Your instructions ▸ Extract the records in full, leaving every picture out.

The data ▸
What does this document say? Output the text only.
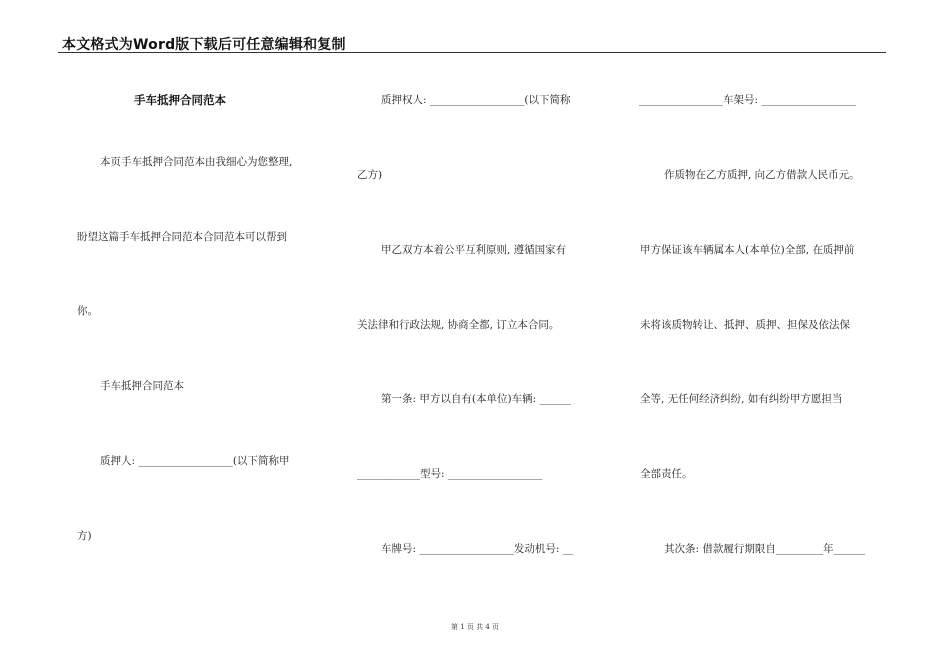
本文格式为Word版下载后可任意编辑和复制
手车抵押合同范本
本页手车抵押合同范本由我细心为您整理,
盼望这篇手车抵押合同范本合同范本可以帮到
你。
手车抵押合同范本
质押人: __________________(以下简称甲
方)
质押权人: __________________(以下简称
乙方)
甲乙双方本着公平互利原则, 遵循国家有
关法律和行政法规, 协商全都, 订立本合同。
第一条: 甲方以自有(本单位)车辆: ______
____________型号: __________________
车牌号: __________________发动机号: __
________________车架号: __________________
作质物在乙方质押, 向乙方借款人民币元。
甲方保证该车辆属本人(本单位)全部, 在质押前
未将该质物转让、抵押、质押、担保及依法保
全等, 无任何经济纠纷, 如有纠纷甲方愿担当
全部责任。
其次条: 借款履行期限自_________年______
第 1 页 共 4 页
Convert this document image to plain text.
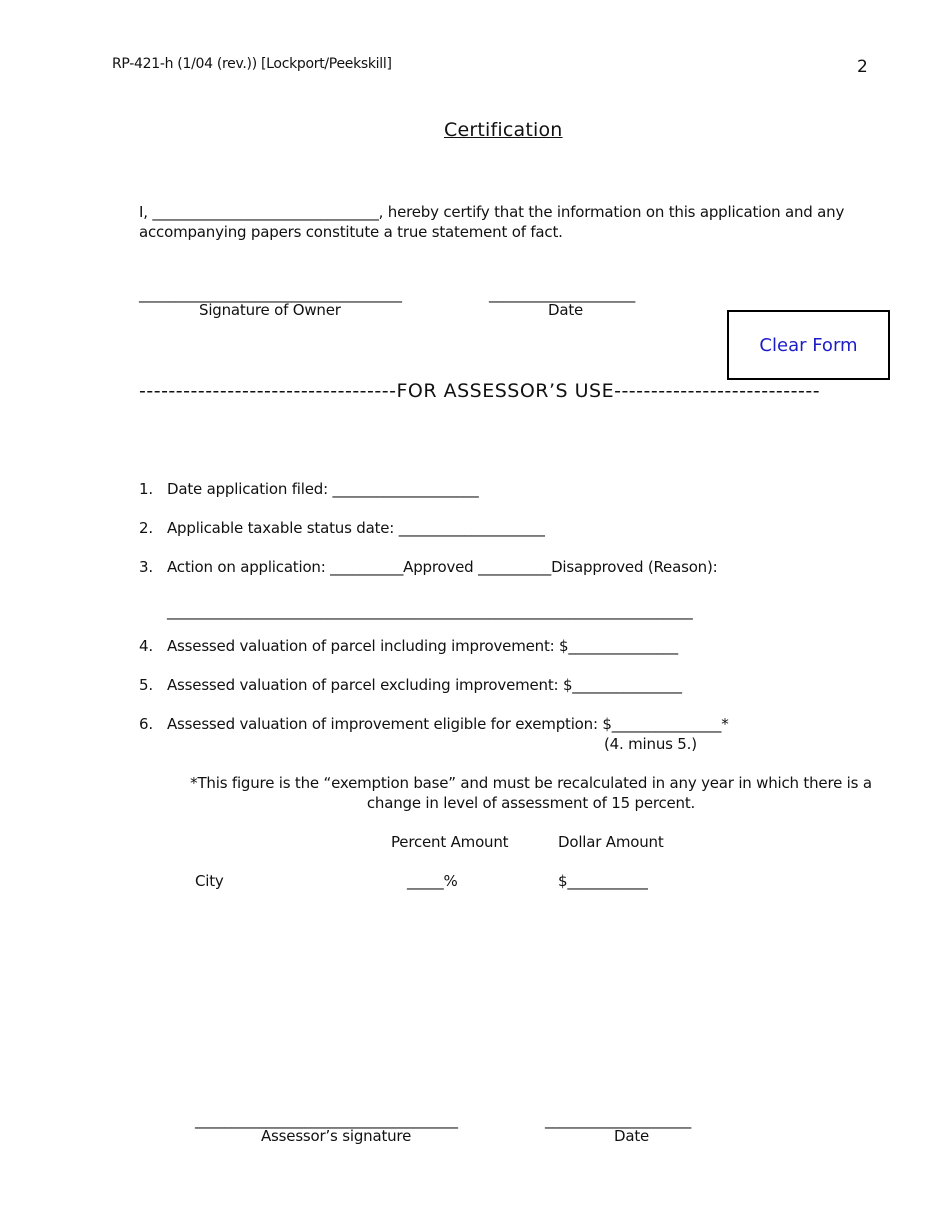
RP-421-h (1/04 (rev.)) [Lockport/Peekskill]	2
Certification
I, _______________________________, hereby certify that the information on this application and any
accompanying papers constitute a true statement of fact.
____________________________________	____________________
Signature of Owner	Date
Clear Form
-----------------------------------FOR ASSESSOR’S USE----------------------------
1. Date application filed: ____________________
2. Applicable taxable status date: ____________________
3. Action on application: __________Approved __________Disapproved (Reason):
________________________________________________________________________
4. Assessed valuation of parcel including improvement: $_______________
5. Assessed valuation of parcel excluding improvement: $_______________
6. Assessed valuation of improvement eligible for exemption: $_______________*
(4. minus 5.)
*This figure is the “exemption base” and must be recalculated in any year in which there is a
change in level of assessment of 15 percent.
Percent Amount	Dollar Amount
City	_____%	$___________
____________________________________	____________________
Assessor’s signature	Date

Result of the exercise ▸
What does this document say? Output the text only.
本文格式为Word版下载后可任意编辑和复制
手车抵押合同范本
本页手车抵押合同范本由我细心为您整理,
盼望这篇手车抵押合同范本合同范本可以帮到
你。
手车抵押合同范本
质押人: __________________(以下简称甲
方)
质押权人: __________________(以下简称
乙方)
甲乙双方本着公平互利原则, 遵循国家有
关法律和行政法规, 协商全都, 订立本合同。
第一条: 甲方以自有(本单位)车辆: ______
____________型号: __________________
车牌号: __________________发动机号: __
________________车架号: __________________
作质物在乙方质押, 向乙方借款人民币元。
甲方保证该车辆属本人(本单位)全部, 在质押前
未将该质物转让、抵押、质押、担保及依法保
全等, 无任何经济纠纷, 如有纠纷甲方愿担当
全部责任。
其次条: 借款履行期限自_________年______
第 1 页 共 4 页
Convert this document image to plain text.
RP-421-h (1/04 (rev.)) [Lockport/Peekskill]	2
Certification
I, _______________________________, hereby certify that the information on this application and any
accompanying papers constitute a true statement of fact.
____________________________________	____________________
Signature of Owner	Date
Clear Form
-----------------------------------FOR ASSESSOR’S USE----------------------------
1. Date application filed: ____________________
2. Applicable taxable status date: ____________________
3. Action on application: __________Approved __________Disapproved (Reason):
________________________________________________________________________
4. Assessed valuation of parcel including improvement: $_______________
5. Assessed valuation of parcel excluding improvement: $_______________
6. Assessed valuation of improvement eligible for exemption: $_______________*
(4. minus 5.)
*This figure is the “exemption base” and must be recalculated in any year in which there is a
change in level of assessment of 15 percent.
Percent Amount	Dollar Amount
City	_____%	$___________
____________________________________	____________________
Assessor’s signature	Date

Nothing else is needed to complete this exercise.